» **Given data**
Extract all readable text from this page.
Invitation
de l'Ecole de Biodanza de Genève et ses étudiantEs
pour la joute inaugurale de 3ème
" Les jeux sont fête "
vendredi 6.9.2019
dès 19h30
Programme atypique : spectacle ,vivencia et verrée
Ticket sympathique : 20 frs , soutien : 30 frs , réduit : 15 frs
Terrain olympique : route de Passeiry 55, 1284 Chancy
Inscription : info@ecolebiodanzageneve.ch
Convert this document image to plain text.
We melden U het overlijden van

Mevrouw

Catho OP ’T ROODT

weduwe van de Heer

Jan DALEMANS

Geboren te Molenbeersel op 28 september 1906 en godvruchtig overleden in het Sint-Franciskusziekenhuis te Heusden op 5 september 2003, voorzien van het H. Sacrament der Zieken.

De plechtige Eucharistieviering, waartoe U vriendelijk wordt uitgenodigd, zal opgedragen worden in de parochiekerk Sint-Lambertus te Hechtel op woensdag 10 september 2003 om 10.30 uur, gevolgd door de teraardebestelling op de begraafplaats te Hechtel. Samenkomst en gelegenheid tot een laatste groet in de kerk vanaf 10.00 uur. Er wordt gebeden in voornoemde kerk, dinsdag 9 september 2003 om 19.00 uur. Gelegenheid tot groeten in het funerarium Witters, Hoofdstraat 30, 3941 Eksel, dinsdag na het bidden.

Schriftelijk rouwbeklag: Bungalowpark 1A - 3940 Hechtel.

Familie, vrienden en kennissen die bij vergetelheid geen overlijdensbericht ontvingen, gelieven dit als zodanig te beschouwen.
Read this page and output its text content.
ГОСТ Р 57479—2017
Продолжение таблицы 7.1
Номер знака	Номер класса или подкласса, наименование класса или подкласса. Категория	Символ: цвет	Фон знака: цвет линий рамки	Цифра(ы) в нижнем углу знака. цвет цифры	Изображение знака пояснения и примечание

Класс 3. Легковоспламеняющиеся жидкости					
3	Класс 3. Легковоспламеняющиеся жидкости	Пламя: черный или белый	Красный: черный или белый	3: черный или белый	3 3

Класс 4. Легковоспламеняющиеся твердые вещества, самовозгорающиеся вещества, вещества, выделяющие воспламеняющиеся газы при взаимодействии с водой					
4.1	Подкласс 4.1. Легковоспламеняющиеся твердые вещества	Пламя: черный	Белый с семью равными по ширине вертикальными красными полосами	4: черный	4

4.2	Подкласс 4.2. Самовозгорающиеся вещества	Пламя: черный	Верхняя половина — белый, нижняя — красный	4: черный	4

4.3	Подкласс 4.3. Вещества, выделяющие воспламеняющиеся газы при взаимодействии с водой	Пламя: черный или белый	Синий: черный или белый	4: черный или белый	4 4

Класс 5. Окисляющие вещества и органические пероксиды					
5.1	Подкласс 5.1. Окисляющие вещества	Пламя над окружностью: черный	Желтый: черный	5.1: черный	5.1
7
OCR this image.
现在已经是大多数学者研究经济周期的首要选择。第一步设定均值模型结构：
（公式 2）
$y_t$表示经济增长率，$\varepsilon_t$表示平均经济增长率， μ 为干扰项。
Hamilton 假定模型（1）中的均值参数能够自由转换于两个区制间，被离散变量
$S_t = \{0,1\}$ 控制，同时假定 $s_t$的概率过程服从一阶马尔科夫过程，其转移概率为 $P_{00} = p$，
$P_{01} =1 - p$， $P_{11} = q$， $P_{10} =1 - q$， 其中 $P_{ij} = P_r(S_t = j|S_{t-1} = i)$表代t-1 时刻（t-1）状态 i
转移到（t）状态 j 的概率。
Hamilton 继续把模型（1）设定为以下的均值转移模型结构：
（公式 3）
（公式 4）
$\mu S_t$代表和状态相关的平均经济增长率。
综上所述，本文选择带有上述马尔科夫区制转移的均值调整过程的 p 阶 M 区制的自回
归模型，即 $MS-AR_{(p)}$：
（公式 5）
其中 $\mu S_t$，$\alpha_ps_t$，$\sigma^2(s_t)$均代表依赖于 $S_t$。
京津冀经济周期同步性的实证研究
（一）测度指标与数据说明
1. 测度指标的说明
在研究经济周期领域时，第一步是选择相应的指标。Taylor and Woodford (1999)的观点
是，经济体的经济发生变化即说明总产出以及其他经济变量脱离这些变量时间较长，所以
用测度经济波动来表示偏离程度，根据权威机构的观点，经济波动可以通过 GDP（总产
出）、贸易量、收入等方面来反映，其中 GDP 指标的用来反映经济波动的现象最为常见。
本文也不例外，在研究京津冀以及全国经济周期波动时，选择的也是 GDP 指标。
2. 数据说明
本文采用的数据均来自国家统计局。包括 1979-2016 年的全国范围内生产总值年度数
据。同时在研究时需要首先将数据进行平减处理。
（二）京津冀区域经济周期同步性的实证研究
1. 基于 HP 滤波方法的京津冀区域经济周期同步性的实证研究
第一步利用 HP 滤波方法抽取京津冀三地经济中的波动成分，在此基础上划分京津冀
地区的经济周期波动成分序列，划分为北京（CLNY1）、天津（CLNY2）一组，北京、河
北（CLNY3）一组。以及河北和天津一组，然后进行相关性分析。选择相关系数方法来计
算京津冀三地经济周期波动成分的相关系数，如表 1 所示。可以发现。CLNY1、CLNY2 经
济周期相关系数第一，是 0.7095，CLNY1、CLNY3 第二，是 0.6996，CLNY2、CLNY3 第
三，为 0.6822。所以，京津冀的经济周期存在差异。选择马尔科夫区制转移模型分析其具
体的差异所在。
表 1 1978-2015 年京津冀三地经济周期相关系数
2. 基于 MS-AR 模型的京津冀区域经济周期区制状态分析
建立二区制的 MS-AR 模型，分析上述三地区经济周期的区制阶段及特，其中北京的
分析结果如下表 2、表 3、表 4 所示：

» **The task**
Repeat the records above exactly, leaving none out.

» **The answer**
Extract all readable text from this page.
Invitation
de l'Ecole de Biodanza de Genève et ses étudiantEs
pour la joute inaugurale de 3ème
" Les jeux sont fête "
vendredi 6.9.2019
dès 19h30
Programme atypique : spectacle ,vivencia et verrée
Ticket sympathique : 20 frs , soutien : 30 frs , réduit : 15 frs
Terrain olympique : route de Passeiry 55, 1284 Chancy
Inscription : info@ecolebiodanzageneve.ch
Convert this document image to plain text.
We melden U het overlijden van

Mevrouw

Catho OP ’T ROODT

weduwe van de Heer

Jan DALEMANS

Geboren te Molenbeersel op 28 september 1906 en godvruchtig overleden in het Sint-Franciskusziekenhuis te Heusden op 5 september 2003, voorzien van het H. Sacrament der Zieken.

De plechtige Eucharistieviering, waartoe U vriendelijk wordt uitgenodigd, zal opgedragen worden in de parochiekerk Sint-Lambertus te Hechtel op woensdag 10 september 2003 om 10.30 uur, gevolgd door de teraardebestelling op de begraafplaats te Hechtel. Samenkomst en gelegenheid tot een laatste groet in de kerk vanaf 10.00 uur. Er wordt gebeden in voornoemde kerk, dinsdag 9 september 2003 om 19.00 uur. Gelegenheid tot groeten in het funerarium Witters, Hoofdstraat 30, 3941 Eksel, dinsdag na het bidden.

Schriftelijk rouwbeklag: Bungalowpark 1A - 3940 Hechtel.

Familie, vrienden en kennissen die bij vergetelheid geen overlijdensbericht ontvingen, gelieven dit als zodanig te beschouwen.
Read this page and output its text content.
ГОСТ Р 57479—2017
Продолжение таблицы 7.1
Номер знака	Номер класса или подкласса, наименование класса или подкласса. Категория	Символ: цвет	Фон знака: цвет линий рамки	Цифра(ы) в нижнем углу знака. цвет цифры	Изображение знака пояснения и примечание

Класс 3. Легковоспламеняющиеся жидкости					
3	Класс 3. Легковоспламеняющиеся жидкости	Пламя: черный или белый	Красный: черный или белый	3: черный или белый	3 3

Класс 4. Легковоспламеняющиеся твердые вещества, самовозгорающиеся вещества, вещества, выделяющие воспламеняющиеся газы при взаимодействии с водой					
4.1	Подкласс 4.1. Легковоспламеняющиеся твердые вещества	Пламя: черный	Белый с семью равными по ширине вертикальными красными полосами	4: черный	4

4.2	Подкласс 4.2. Самовозгорающиеся вещества	Пламя: черный	Верхняя половина — белый, нижняя — красный	4: черный	4

4.3	Подкласс 4.3. Вещества, выделяющие воспламеняющиеся газы при взаимодействии с водой	Пламя: черный или белый	Синий: черный или белый	4: черный или белый	4 4

Класс 5. Окисляющие вещества и органические пероксиды					
5.1	Подкласс 5.1. Окисляющие вещества	Пламя над окружностью: черный	Желтый: черный	5.1: черный	5.1
7
OCR this image.
现在已经是大多数学者研究经济周期的首要选择。第一步设定均值模型结构：
（公式 2）
$y_t$表示经济增长率，$\varepsilon_t$表示平均经济增长率， μ 为干扰项。
Hamilton 假定模型（1）中的均值参数能够自由转换于两个区制间，被离散变量
$S_t = \{0,1\}$ 控制，同时假定 $s_t$的概率过程服从一阶马尔科夫过程，其转移概率为 $P_{00} = p$，
$P_{01} =1 - p$， $P_{11} = q$， $P_{10} =1 - q$， 其中 $P_{ij} = P_r(S_t = j|S_{t-1} = i)$表代t-1 时刻（t-1）状态 i
转移到（t）状态 j 的概率。
Hamilton 继续把模型（1）设定为以下的均值转移模型结构：
（公式 3）
（公式 4）
$\mu S_t$代表和状态相关的平均经济增长率。
综上所述，本文选择带有上述马尔科夫区制转移的均值调整过程的 p 阶 M 区制的自回
归模型，即 $MS-AR_{(p)}$：
（公式 5）
其中 $\mu S_t$，$\alpha_ps_t$，$\sigma^2(s_t)$均代表依赖于 $S_t$。
京津冀经济周期同步性的实证研究
（一）测度指标与数据说明
1. 测度指标的说明
在研究经济周期领域时，第一步是选择相应的指标。Taylor and Woodford (1999)的观点
是，经济体的经济发生变化即说明总产出以及其他经济变量脱离这些变量时间较长，所以
用测度经济波动来表示偏离程度，根据权威机构的观点，经济波动可以通过 GDP（总产
出）、贸易量、收入等方面来反映，其中 GDP 指标的用来反映经济波动的现象最为常见。
本文也不例外，在研究京津冀以及全国经济周期波动时，选择的也是 GDP 指标。
2. 数据说明
本文采用的数据均来自国家统计局。包括 1979-2016 年的全国范围内生产总值年度数
据。同时在研究时需要首先将数据进行平减处理。
（二）京津冀区域经济周期同步性的实证研究
1. 基于 HP 滤波方法的京津冀区域经济周期同步性的实证研究
第一步利用 HP 滤波方法抽取京津冀三地经济中的波动成分，在此基础上划分京津冀
地区的经济周期波动成分序列，划分为北京（CLNY1）、天津（CLNY2）一组，北京、河
北（CLNY3）一组。以及河北和天津一组，然后进行相关性分析。选择相关系数方法来计
算京津冀三地经济周期波动成分的相关系数，如表 1 所示。可以发现。CLNY1、CLNY2 经
济周期相关系数第一，是 0.7095，CLNY1、CLNY3 第二，是 0.6996，CLNY2、CLNY3 第
三，为 0.6822。所以，京津冀的经济周期存在差异。选择马尔科夫区制转移模型分析其具
体的差异所在。
表 1 1978-2015 年京津冀三地经济周期相关系数
2. 基于 MS-AR 模型的京津冀区域经济周期区制状态分析
建立二区制的 MS-AR 模型，分析上述三地区经济周期的区制阶段及特，其中北京的
分析结果如下表 2、表 3、表 4 所示：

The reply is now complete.